[Entries from a visual dataset]

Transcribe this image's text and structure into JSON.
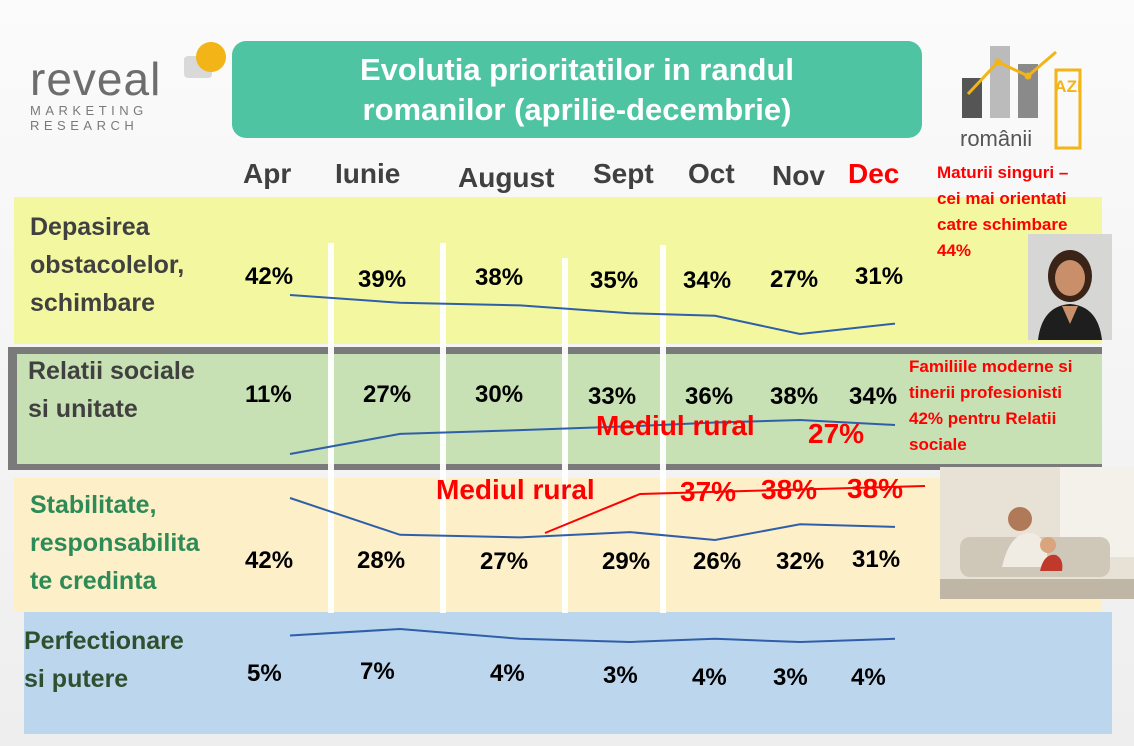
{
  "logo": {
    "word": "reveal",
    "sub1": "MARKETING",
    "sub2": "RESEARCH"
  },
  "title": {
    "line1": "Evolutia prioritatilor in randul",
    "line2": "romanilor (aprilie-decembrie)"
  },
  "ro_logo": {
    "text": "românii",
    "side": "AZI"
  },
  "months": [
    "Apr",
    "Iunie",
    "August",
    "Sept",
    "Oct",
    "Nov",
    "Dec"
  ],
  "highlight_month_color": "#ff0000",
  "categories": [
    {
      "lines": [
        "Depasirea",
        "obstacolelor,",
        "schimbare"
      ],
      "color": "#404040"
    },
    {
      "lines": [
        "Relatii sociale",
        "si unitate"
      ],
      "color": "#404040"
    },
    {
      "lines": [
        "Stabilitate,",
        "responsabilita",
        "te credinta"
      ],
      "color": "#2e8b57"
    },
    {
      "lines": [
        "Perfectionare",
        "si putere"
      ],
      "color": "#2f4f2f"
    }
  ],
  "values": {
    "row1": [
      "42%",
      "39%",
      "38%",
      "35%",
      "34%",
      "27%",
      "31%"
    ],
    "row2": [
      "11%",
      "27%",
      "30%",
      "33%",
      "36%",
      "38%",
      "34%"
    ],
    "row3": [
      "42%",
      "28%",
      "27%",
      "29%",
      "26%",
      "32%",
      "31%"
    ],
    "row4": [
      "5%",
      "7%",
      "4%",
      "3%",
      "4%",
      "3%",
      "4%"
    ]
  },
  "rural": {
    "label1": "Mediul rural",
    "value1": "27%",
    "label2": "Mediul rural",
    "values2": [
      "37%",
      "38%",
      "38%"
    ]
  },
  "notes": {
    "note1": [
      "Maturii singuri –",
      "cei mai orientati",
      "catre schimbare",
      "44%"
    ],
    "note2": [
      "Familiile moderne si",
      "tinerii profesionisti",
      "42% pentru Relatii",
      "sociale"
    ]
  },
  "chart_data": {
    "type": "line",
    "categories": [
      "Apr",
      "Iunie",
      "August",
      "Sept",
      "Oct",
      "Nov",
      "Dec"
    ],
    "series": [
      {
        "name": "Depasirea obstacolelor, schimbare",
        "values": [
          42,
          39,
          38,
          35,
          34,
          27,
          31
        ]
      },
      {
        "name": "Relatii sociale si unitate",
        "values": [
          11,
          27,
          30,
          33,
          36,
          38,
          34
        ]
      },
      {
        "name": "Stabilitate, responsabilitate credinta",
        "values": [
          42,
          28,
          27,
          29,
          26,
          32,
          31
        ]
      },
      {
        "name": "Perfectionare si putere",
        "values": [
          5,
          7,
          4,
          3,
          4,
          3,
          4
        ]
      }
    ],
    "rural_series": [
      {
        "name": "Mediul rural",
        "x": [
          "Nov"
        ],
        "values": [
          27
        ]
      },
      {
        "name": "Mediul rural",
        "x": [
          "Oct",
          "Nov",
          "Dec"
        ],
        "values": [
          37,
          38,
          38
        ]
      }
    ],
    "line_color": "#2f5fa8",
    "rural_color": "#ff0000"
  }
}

[AIM]: Reproduce all of the entries word for word, skipping any pictures they hold.

[SOLUTION FOR THIS EXERCISE]:
Transcribe this image's text and structure into JSON.
{
  "logo": {
    "word": "reveal",
    "sub1": "MARKETING",
    "sub2": "RESEARCH"
  },
  "title": {
    "line1": "Evolutia prioritatilor in randul",
    "line2": "romanilor (aprilie-decembrie)"
  },
  "ro_logo": {
    "text": "românii",
    "side": "AZI"
  },
  "months": [
    "Apr",
    "Iunie",
    "August",
    "Sept",
    "Oct",
    "Nov",
    "Dec"
  ],
  "highlight_month_color": "#ff0000",
  "categories": [
    {
      "lines": [
        "Depasirea",
        "obstacolelor,",
        "schimbare"
      ],
      "color": "#404040"
    },
    {
      "lines": [
        "Relatii sociale",
        "si unitate"
      ],
      "color": "#404040"
    },
    {
      "lines": [
        "Stabilitate,",
        "responsabilita",
        "te credinta"
      ],
      "color": "#2e8b57"
    },
    {
      "lines": [
        "Perfectionare",
        "si putere"
      ],
      "color": "#2f4f2f"
    }
  ],
  "values": {
    "row1": [
      "42%",
      "39%",
      "38%",
      "35%",
      "34%",
      "27%",
      "31%"
    ],
    "row2": [
      "11%",
      "27%",
      "30%",
      "33%",
      "36%",
      "38%",
      "34%"
    ],
    "row3": [
      "42%",
      "28%",
      "27%",
      "29%",
      "26%",
      "32%",
      "31%"
    ],
    "row4": [
      "5%",
      "7%",
      "4%",
      "3%",
      "4%",
      "3%",
      "4%"
    ]
  },
  "rural": {
    "label1": "Mediul rural",
    "value1": "27%",
    "label2": "Mediul rural",
    "values2": [
      "37%",
      "38%",
      "38%"
    ]
  },
  "notes": {
    "note1": [
      "Maturii singuri –",
      "cei mai orientati",
      "catre schimbare",
      "44%"
    ],
    "note2": [
      "Familiile moderne si",
      "tinerii profesionisti",
      "42% pentru Relatii",
      "sociale"
    ]
  },
  "chart_data": {
    "type": "line",
    "categories": [
      "Apr",
      "Iunie",
      "August",
      "Sept",
      "Oct",
      "Nov",
      "Dec"
    ],
    "series": [
      {
        "name": "Depasirea obstacolelor, schimbare",
        "values": [
          42,
          39,
          38,
          35,
          34,
          27,
          31
        ]
      },
      {
        "name": "Relatii sociale si unitate",
        "values": [
          11,
          27,
          30,
          33,
          36,
          38,
          34
        ]
      },
      {
        "name": "Stabilitate, responsabilitate credinta",
        "values": [
          42,
          28,
          27,
          29,
          26,
          32,
          31
        ]
      },
      {
        "name": "Perfectionare si putere",
        "values": [
          5,
          7,
          4,
          3,
          4,
          3,
          4
        ]
      }
    ],
    "rural_series": [
      {
        "name": "Mediul rural",
        "x": [
          "Nov"
        ],
        "values": [
          27
        ]
      },
      {
        "name": "Mediul rural",
        "x": [
          "Oct",
          "Nov",
          "Dec"
        ],
        "values": [
          37,
          38,
          38
        ]
      }
    ],
    "line_color": "#2f5fa8",
    "rural_color": "#ff0000"
  }
}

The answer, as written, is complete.